SET PROBLEM
Each entry that follows must be output without any deviation.

— Start —

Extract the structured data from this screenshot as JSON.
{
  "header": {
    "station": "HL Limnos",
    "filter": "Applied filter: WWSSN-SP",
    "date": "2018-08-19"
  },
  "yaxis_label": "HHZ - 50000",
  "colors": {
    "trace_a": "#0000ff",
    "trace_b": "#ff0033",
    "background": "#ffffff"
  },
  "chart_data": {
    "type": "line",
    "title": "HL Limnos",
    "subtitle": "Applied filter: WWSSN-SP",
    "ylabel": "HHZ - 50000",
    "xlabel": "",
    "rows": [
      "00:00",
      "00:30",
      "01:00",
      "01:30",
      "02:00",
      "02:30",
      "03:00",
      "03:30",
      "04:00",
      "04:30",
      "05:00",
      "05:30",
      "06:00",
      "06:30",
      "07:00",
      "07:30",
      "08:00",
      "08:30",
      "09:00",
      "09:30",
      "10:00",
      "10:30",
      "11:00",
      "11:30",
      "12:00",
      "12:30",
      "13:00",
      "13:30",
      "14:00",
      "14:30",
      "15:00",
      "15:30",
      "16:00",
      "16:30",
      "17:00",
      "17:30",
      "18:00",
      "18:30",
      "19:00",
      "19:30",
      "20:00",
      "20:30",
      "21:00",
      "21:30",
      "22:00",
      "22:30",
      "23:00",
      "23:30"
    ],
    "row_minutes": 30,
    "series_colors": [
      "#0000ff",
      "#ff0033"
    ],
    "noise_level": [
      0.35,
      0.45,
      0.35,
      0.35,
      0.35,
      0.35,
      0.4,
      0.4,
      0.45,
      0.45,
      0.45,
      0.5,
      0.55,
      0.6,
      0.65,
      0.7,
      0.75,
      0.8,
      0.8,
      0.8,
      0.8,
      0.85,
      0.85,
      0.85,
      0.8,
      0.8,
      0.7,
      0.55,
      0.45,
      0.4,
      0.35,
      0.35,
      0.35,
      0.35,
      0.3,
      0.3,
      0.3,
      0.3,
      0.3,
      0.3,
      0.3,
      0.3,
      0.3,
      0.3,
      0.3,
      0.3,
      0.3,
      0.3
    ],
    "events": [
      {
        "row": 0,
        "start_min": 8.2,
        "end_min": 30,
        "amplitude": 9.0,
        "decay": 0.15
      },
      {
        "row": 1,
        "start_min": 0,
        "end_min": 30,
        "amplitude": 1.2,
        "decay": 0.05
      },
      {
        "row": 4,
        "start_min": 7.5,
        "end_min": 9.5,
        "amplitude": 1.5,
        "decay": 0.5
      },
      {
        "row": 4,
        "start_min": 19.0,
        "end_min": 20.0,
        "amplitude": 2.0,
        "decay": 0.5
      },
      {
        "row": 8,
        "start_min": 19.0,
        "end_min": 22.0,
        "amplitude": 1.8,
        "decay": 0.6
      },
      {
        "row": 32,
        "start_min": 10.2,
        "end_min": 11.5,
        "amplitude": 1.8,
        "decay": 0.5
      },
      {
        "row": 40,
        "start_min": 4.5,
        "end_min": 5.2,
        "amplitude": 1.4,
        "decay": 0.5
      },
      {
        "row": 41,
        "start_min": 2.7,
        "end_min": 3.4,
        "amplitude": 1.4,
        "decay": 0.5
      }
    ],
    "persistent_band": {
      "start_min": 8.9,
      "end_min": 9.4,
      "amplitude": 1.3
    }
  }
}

— End —

FULL OUTPUT
Extract the structured data from this screenshot as JSON.
{
  "header": {
    "station": "HL Limnos",
    "filter": "Applied filter: WWSSN-SP",
    "date": "2018-08-19"
  },
  "yaxis_label": "HHZ - 50000",
  "colors": {
    "trace_a": "#0000ff",
    "trace_b": "#ff0033",
    "background": "#ffffff"
  },
  "chart_data": {
    "type": "line",
    "title": "HL Limnos",
    "subtitle": "Applied filter: WWSSN-SP",
    "ylabel": "HHZ - 50000",
    "xlabel": "",
    "rows": [
      "00:00",
      "00:30",
      "01:00",
      "01:30",
      "02:00",
      "02:30",
      "03:00",
      "03:30",
      "04:00",
      "04:30",
      "05:00",
      "05:30",
      "06:00",
      "06:30",
      "07:00",
      "07:30",
      "08:00",
      "08:30",
      "09:00",
      "09:30",
      "10:00",
      "10:30",
      "11:00",
      "11:30",
      "12:00",
      "12:30",
      "13:00",
      "13:30",
      "14:00",
      "14:30",
      "15:00",
      "15:30",
      "16:00",
      "16:30",
      "17:00",
      "17:30",
      "18:00",
      "18:30",
      "19:00",
      "19:30",
      "20:00",
      "20:30",
      "21:00",
      "21:30",
      "22:00",
      "22:30",
      "23:00",
      "23:30"
    ],
    "row_minutes": 30,
    "series_colors": [
      "#0000ff",
      "#ff0033"
    ],
    "noise_level": [
      0.35,
      0.45,
      0.35,
      0.35,
      0.35,
      0.35,
      0.4,
      0.4,
      0.45,
      0.45,
      0.45,
      0.5,
      0.55,
      0.6,
      0.65,
      0.7,
      0.75,
      0.8,
      0.8,
      0.8,
      0.8,
      0.85,
      0.85,
      0.85,
      0.8,
      0.8,
      0.7,
      0.55,
      0.45,
      0.4,
      0.35,
      0.35,
      0.35,
      0.35,
      0.3,
      0.3,
      0.3,
      0.3,
      0.3,
      0.3,
      0.3,
      0.3,
      0.3,
      0.3,
      0.3,
      0.3,
      0.3,
      0.3
    ],
    "events": [
      {
        "row": 0,
        "start_min": 8.2,
        "end_min": 30,
        "amplitude": 9.0,
        "decay": 0.15
      },
      {
        "row": 1,
        "start_min": 0,
        "end_min": 30,
        "amplitude": 1.2,
        "decay": 0.05
      },
      {
        "row": 4,
        "start_min": 7.5,
        "end_min": 9.5,
        "amplitude": 1.5,
        "decay": 0.5
      },
      {
        "row": 4,
        "start_min": 19.0,
        "end_min": 20.0,
        "amplitude": 2.0,
        "decay": 0.5
      },
      {
        "row": 8,
        "start_min": 19.0,
        "end_min": 22.0,
        "amplitude": 1.8,
        "decay": 0.6
      },
      {
        "row": 32,
        "start_min": 10.2,
        "end_min": 11.5,
        "amplitude": 1.8,
        "decay": 0.5
      },
      {
        "row": 40,
        "start_min": 4.5,
        "end_min": 5.2,
        "amplitude": 1.4,
        "decay": 0.5
      },
      {
        "row": 41,
        "start_min": 2.7,
        "end_min": 3.4,
        "amplitude": 1.4,
        "decay": 0.5
      }
    ],
    "persistent_band": {
      "start_min": 8.9,
      "end_min": 9.4,
      "amplitude": 1.3
    }
  }
}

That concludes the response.